SIR,—As a result of questions put to the writer by non-Catholics, the time has come when either a Catholic editor, or a priest, should publicly define exactly what is meant by this new term " modern " Catholic --a term which is gaining in usage.
Sheila Kay-Smith, the distinguished author, has recently written for the Catholic Truth Society a booklet entitled Dropping the Hyphen, in which she makes out the case for our using the plain title " Catholic" without the erroneous prefix " Roman " (which originated as a government tag to distinguish our Church from that party in the Church of England calling itself " Anglo-Catholic ").
In addition to " Roman " Catholic, " Anglo "Catholic, " Old Apostolic Catholic" —we now have a group which has recently sprung up calling itself " Modern " Catholic. Since the usual interpretation of the word, modern, means " present day " in distinction to former times, the idea seems to be gaining ground that this new group of " modern" Catholics is an indication of a splitting within the ranks of the Church.
Is there then something amiss, that in this the twentieth century of the existence of the See of Peter, this " modern " Catholic group should come into existence—or is it merely some superior and exclu.sive intellectual group above the heads of the usual type of men and women of which the Church is composed? . . . the type which like their forefathers are content with the
simple designation — " Catholic "? In former days exact terminology characterised the Church and Her members, and since your paper is also read by nonCatholics. an answer to this question would be welcomed.
So far the writer has seen no pronouncement by Ecclesiastical Authority as to the merits or de-merits of this new term " modern " Catholics—a distinction misleading, not only to Catholics, but to nonCatholics.
94, Broadhurst Gardens, Hampstead, N.W.6.

**WHAT IS EXPECTED**
Decide whether each statement agrees with the letter above, answering yes or no and quoting the deciding words. 1. The booklet Dropping the Hyphen was written for the Catholic Truth Society. 2. The writer has seen a pronouncement by Ecclesiastical Authority on the term "modern" Catholics. 3. The letter says the prefix "Roman" began as a government tag.

Structured data for page parsing
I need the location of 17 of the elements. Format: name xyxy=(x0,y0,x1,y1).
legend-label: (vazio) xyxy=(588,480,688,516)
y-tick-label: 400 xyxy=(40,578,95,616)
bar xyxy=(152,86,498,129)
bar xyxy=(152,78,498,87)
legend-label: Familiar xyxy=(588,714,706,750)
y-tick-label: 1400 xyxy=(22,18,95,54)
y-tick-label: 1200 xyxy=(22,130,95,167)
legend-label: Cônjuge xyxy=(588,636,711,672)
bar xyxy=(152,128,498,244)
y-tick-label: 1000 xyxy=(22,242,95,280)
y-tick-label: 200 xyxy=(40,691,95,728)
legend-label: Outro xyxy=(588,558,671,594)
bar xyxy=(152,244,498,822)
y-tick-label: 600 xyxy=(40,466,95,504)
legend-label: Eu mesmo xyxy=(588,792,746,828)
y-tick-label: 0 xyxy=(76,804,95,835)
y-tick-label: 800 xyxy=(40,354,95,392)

**SOLUTION**
1. Yes: "has recently written for the Catholic Truth Society a booklet entitled Dropping the Hyphen"
2. No: "So far the writer has seen no pronouncement by Ecclesiastical Authority"
3. Yes: "which originated as a government tag"